Records to use:
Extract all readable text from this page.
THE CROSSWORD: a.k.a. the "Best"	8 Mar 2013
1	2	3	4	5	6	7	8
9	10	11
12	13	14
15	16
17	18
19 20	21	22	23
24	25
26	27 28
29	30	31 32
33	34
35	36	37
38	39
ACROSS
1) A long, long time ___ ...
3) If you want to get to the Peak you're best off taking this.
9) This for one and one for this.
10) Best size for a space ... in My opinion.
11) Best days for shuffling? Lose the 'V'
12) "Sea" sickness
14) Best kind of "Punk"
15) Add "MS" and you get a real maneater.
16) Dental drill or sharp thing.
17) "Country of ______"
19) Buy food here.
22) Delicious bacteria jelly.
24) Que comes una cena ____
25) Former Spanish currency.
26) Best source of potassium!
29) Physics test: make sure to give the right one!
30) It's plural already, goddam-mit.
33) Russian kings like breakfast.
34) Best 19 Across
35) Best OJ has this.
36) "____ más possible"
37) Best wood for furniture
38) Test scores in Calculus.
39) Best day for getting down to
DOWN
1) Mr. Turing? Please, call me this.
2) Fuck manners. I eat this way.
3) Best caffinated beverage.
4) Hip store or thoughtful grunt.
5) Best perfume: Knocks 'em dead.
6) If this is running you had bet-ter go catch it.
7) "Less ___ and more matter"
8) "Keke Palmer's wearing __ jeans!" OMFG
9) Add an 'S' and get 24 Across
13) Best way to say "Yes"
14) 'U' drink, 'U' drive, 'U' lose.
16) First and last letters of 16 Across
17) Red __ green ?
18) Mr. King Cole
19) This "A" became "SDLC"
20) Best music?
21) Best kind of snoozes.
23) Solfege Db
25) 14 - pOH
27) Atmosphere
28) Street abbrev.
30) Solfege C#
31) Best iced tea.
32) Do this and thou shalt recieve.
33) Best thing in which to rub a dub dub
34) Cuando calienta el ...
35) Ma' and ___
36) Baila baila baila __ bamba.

Work item: Take the listing above and write it out again exactly.

Response to this task:
Extract all readable text from this page.
THE CROSSWORD: a.k.a. the "Best"	8 Mar 2013
1	2	3	4	5	6	7	8
9	10	11
12	13	14
15	16
17	18
19 20	21	22	23
24	25
26	27 28
29	30	31 32
33	34
35	36	37
38	39
ACROSS
1) A long, long time ___ ...
3) If you want to get to the Peak you're best off taking this.
9) This for one and one for this.
10) Best size for a space ... in My opinion.
11) Best days for shuffling? Lose the 'V'
12) "Sea" sickness
14) Best kind of "Punk"
15) Add "MS" and you get a real maneater.
16) Dental drill or sharp thing.
17) "Country of ______"
19) Buy food here.
22) Delicious bacteria jelly.
24) Que comes una cena ____
25) Former Spanish currency.
26) Best source of potassium!
29) Physics test: make sure to give the right one!
30) It's plural already, goddam-mit.
33) Russian kings like breakfast.
34) Best 19 Across
35) Best OJ has this.
36) "____ más possible"
37) Best wood for furniture
38) Test scores in Calculus.
39) Best day for getting down to
DOWN
1) Mr. Turing? Please, call me this.
2) Fuck manners. I eat this way.
3) Best caffinated beverage.
4) Hip store or thoughtful grunt.
5) Best perfume: Knocks 'em dead.
6) If this is running you had bet-ter go catch it.
7) "Less ___ and more matter"
8) "Keke Palmer's wearing __ jeans!" OMFG
9) Add an 'S' and get 24 Across
13) Best way to say "Yes"
14) 'U' drink, 'U' drive, 'U' lose.
16) First and last letters of 16 Across
17) Red __ green ?
18) Mr. King Cole
19) This "A" became "SDLC"
20) Best music?
21) Best kind of snoozes.
23) Solfege Db
25) 14 - pOH
27) Atmosphere
28) Street abbrev.
30) Solfege C#
31) Best iced tea.
32) Do this and thou shalt recieve.
33) Best thing in which to rub a dub dub
34) Cuando calienta el ...
35) Ma' and ___
36) Baila baila baila __ bamba.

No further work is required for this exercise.